• Exercise directions:
Scan the lines below for the word "CONJUNTO". Copy each line you find it in.

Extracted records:
____________

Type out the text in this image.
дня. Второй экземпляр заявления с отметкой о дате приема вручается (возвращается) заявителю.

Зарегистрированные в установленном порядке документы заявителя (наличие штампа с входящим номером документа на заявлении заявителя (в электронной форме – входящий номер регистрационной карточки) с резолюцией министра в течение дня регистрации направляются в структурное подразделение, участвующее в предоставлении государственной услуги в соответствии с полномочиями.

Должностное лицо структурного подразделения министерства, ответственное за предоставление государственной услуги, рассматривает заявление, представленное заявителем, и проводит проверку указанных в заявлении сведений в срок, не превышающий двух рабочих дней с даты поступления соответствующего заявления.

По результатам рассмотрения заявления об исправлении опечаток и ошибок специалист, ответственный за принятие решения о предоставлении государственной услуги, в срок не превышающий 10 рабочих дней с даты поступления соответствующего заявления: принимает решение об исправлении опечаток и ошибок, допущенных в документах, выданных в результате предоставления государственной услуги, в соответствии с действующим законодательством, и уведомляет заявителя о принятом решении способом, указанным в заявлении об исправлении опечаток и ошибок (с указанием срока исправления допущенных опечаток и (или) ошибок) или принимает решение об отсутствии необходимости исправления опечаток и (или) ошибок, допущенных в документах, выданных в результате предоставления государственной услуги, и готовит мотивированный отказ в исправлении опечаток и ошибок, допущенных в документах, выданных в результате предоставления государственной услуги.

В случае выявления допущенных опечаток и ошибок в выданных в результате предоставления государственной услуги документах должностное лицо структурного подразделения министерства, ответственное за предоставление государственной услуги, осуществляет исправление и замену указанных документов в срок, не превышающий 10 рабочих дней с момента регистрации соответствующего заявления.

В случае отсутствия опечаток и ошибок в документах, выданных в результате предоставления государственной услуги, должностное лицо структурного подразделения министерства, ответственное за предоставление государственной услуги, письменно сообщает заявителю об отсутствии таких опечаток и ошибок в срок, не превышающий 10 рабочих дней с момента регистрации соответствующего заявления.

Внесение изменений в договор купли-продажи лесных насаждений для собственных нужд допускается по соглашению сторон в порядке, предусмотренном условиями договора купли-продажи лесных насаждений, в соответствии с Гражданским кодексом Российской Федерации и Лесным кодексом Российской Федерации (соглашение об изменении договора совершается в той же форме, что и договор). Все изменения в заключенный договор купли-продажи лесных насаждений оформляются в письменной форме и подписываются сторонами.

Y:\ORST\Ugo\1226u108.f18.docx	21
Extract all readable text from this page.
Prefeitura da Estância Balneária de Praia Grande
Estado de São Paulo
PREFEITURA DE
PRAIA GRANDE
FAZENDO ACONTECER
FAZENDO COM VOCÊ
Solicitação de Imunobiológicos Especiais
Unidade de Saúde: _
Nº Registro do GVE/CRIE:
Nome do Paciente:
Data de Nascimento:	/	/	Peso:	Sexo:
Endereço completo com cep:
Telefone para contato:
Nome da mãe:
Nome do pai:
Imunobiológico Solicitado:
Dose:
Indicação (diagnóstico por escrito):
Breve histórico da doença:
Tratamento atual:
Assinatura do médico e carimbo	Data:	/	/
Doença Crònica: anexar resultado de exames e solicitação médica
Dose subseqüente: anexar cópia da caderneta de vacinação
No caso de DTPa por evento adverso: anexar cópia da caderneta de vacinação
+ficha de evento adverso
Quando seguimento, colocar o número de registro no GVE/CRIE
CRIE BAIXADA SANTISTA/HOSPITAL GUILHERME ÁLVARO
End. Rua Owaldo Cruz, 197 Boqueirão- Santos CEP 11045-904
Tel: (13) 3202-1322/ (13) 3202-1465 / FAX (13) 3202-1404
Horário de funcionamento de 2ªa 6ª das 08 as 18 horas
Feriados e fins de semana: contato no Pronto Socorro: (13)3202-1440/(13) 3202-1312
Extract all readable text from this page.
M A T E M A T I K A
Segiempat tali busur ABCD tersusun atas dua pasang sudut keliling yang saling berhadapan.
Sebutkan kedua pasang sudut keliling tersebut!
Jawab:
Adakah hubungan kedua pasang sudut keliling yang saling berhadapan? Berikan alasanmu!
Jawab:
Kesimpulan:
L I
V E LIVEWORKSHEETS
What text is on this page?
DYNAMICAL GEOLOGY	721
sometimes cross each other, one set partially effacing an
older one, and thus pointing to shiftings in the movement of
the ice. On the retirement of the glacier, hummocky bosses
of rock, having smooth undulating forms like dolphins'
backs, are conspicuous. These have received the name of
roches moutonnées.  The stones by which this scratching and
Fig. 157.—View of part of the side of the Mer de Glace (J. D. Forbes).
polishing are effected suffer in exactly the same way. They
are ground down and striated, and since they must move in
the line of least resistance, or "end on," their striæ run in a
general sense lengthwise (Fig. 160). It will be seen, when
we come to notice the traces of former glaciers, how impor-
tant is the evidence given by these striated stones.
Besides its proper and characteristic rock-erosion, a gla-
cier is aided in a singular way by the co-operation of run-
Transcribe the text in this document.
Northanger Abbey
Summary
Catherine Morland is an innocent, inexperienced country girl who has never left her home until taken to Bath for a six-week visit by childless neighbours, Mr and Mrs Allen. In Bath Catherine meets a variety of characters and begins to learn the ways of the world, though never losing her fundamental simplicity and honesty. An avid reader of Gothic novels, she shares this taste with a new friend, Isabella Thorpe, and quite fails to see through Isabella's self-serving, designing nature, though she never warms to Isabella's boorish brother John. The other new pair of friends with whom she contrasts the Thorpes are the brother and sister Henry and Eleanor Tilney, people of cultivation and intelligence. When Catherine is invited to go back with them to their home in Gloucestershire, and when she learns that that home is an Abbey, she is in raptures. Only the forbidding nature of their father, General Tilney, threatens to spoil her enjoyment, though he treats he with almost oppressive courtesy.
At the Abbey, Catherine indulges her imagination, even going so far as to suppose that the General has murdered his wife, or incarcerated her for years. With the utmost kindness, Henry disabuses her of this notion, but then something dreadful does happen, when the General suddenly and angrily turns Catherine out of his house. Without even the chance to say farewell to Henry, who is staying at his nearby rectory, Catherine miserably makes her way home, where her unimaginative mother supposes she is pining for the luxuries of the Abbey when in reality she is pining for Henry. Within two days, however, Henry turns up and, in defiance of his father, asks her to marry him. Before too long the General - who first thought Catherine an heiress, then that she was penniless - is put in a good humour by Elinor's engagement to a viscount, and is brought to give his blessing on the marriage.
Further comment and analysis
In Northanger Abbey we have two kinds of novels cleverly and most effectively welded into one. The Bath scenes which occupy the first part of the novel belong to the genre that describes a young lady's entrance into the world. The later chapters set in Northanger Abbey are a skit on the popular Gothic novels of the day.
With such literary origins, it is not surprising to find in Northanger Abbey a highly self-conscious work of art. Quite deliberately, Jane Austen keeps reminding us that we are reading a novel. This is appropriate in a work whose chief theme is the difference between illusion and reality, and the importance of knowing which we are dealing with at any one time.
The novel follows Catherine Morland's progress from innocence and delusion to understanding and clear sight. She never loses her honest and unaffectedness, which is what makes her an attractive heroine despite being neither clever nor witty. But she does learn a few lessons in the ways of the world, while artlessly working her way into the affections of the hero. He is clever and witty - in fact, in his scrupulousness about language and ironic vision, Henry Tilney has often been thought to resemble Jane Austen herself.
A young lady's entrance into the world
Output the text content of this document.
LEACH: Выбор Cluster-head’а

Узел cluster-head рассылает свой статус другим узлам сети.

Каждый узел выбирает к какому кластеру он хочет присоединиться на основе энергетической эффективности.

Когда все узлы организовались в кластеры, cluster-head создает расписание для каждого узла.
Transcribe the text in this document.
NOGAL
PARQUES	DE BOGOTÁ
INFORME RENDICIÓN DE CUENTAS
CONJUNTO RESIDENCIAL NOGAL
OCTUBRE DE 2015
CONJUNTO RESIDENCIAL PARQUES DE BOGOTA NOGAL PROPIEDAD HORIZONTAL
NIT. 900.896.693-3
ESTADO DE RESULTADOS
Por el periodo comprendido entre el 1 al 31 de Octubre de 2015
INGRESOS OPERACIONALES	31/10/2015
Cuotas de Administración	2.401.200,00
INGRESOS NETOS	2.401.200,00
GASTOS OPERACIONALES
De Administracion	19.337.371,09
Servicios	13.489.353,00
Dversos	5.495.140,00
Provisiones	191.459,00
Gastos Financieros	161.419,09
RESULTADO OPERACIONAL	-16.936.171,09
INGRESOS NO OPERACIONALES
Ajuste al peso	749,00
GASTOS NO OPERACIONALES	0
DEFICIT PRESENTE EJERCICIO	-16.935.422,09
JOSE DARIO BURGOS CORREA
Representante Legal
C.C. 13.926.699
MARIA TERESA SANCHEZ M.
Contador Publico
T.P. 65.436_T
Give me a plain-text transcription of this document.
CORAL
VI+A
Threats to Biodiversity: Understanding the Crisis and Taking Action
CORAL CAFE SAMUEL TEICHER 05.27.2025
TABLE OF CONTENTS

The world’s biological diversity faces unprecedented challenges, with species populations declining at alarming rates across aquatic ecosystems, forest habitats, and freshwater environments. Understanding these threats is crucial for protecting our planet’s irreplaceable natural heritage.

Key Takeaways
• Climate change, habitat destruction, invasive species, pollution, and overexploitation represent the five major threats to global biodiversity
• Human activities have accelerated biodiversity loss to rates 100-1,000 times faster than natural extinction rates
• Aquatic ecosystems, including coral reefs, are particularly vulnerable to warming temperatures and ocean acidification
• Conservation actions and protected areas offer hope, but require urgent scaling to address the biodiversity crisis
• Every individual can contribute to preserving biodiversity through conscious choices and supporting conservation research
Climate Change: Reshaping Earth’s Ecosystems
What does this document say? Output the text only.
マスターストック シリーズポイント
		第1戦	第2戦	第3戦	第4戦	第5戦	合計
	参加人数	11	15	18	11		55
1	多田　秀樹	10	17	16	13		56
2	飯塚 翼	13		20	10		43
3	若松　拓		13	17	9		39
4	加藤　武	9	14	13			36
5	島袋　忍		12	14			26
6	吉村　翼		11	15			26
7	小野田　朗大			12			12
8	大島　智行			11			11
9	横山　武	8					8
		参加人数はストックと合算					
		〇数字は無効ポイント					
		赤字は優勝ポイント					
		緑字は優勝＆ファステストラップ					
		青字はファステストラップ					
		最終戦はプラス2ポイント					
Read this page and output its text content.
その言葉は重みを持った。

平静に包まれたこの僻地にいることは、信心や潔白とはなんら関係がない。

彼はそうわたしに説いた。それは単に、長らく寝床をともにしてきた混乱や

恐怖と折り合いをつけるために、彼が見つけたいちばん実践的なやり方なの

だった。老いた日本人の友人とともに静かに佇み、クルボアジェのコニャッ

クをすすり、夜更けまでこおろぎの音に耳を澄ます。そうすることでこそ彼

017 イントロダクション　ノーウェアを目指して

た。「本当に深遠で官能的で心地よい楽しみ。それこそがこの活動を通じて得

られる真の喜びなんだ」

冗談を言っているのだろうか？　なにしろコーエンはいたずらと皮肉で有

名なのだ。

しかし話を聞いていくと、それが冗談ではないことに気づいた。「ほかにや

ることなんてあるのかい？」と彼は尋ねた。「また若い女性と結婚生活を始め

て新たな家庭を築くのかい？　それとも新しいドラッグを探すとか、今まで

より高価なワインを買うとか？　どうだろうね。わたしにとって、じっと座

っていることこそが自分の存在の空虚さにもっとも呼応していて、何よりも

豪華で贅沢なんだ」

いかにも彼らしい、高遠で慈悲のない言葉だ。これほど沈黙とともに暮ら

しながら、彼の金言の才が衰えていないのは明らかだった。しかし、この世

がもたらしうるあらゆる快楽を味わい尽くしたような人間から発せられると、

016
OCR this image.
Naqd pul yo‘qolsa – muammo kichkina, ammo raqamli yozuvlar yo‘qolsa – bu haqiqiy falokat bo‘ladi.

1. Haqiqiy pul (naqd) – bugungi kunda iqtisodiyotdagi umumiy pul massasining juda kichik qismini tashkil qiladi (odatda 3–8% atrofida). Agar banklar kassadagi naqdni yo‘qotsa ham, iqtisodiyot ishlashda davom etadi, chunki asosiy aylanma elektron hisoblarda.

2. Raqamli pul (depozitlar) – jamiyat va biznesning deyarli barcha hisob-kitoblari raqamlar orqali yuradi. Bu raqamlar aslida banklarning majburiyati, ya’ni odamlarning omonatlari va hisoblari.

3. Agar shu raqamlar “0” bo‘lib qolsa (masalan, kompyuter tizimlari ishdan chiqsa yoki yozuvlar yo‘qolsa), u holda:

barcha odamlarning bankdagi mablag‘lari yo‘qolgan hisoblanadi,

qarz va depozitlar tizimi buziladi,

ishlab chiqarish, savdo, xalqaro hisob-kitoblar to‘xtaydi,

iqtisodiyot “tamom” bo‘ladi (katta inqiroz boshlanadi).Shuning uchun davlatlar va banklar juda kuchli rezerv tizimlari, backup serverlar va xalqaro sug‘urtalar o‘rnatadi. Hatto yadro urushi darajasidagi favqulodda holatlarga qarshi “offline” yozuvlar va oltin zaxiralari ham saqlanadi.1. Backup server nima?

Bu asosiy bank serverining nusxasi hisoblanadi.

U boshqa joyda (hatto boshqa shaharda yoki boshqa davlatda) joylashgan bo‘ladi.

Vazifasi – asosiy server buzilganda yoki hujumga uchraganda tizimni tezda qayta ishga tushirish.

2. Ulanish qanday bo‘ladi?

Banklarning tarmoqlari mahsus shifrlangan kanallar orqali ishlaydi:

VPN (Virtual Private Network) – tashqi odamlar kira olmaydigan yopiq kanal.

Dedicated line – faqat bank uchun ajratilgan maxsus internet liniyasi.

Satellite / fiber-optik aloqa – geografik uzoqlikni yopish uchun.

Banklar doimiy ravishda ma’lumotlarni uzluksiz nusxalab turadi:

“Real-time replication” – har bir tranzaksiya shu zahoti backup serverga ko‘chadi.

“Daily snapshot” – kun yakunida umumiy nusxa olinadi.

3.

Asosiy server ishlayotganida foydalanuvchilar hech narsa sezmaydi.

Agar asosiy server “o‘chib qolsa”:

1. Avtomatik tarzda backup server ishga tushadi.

____________

• Output below:
CONJUNTO RESIDENCIAL NOGAL
CONJUNTO RESIDENCIAL PARQUES DE BOGOTA NOGAL PROPIEDAD HORIZONTAL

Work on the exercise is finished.